_Record list_
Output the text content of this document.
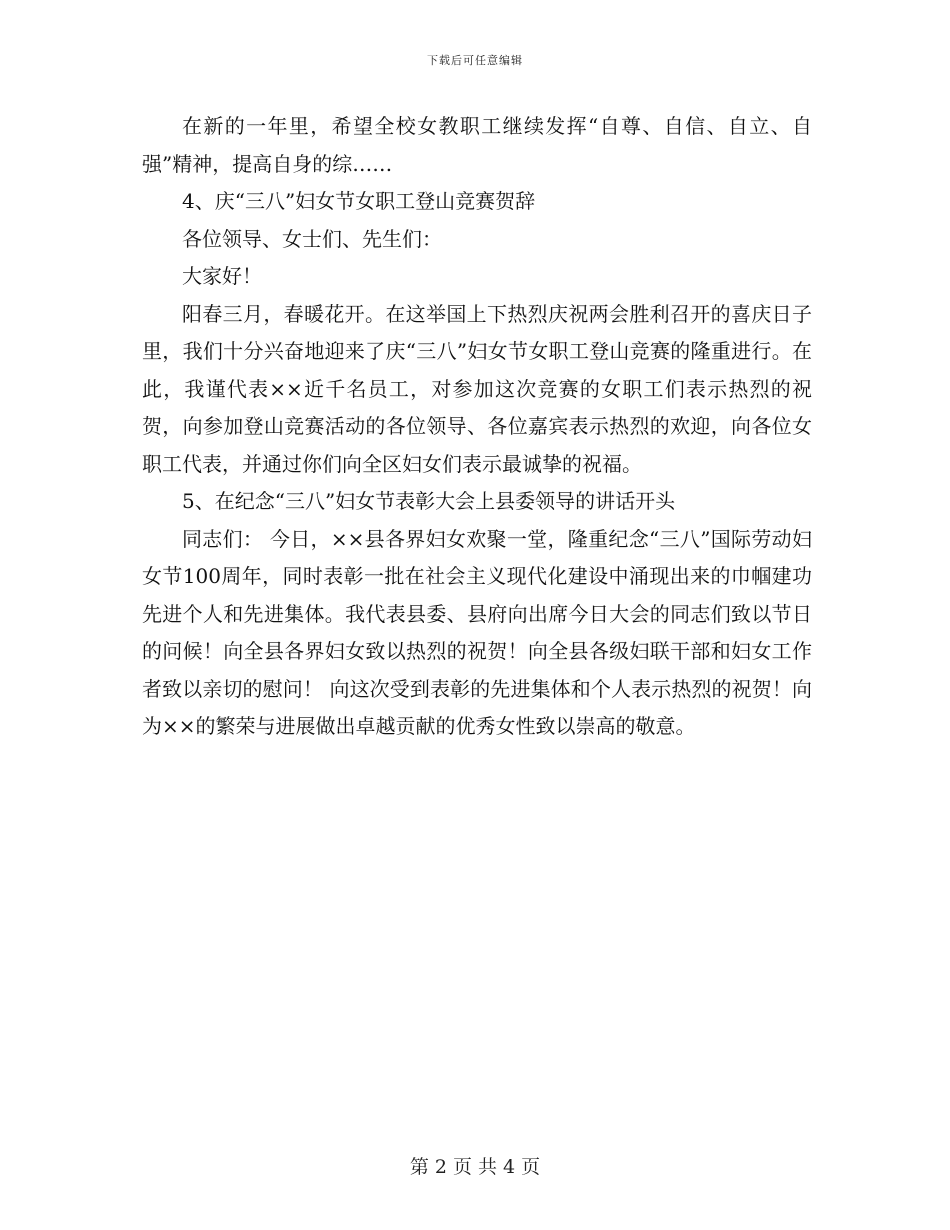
下载后可任意编辑

在新的一年里，希望全校女教职工继续发挥“自尊、自信、自立、自强”精神，提高自身的综……

4、庆“三八”妇女节女职工登山竞赛贺辞

各位领导、女士们、先生们：

大家好！

阳春三月，春暖花开。在这举国上下热烈庆祝两会胜利召开的喜庆日子里，我们十分兴奋地迎来了庆“三八”妇女节女职工登山竞赛的隆重进行。在此，我谨代表××近千名员工，对参加这次竞赛的女职工们表示热烈的祝贺，向参加登山竞赛活动的各位领导、各位嘉宾表示热烈的欢迎，向各位女职工代表，并通过你们向全区妇女们表示最诚挚的祝福。

5、在纪念“三八”妇女节表彰大会上县委领导的讲话开头

同志们： 今日，××县各界妇女欢聚一堂，隆重纪念“三八”国际劳动妇女节100周年，同时表彰一批在社会主义现代化建设中涌现出来的巾帼建功先进个人和先进集体。我代表县委、县府向出席今日大会的同志们致以节日的问候！向全县各界妇女致以热烈的祝贺！向全县各级妇联干部和妇女工作者致以亲切的慰问！ 向这次受到表彰的先进集体和个人表示热烈的祝贺！向为××的繁荣与进展做出卓越贡献的优秀女性致以崇高的敬意。

第 2 页 共 4 页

_Required work_
All records must be output exactly as they are, except for the pictures, which are left out.

_Complete answer_
Output the text content of this document.
下载后可任意编辑

在新的一年里，希望全校女教职工继续发挥“自尊、自信、自立、自强”精神，提高自身的综……

4、庆“三八”妇女节女职工登山竞赛贺辞

各位领导、女士们、先生们：

大家好！

阳春三月，春暖花开。在这举国上下热烈庆祝两会胜利召开的喜庆日子里，我们十分兴奋地迎来了庆“三八”妇女节女职工登山竞赛的隆重进行。在此，我谨代表××近千名员工，对参加这次竞赛的女职工们表示热烈的祝贺，向参加登山竞赛活动的各位领导、各位嘉宾表示热烈的欢迎，向各位女职工代表，并通过你们向全区妇女们表示最诚挚的祝福。

5、在纪念“三八”妇女节表彰大会上县委领导的讲话开头

同志们： 今日，××县各界妇女欢聚一堂，隆重纪念“三八”国际劳动妇女节100周年，同时表彰一批在社会主义现代化建设中涌现出来的巾帼建功先进个人和先进集体。我代表县委、县府向出席今日大会的同志们致以节日的问候！向全县各界妇女致以热烈的祝贺！向全县各级妇联干部和妇女工作者致以亲切的慰问！ 向这次受到表彰的先进集体和个人表示热烈的祝贺！向为××的繁荣与进展做出卓越贡献的优秀女性致以崇高的敬意。

第 2 页 共 4 页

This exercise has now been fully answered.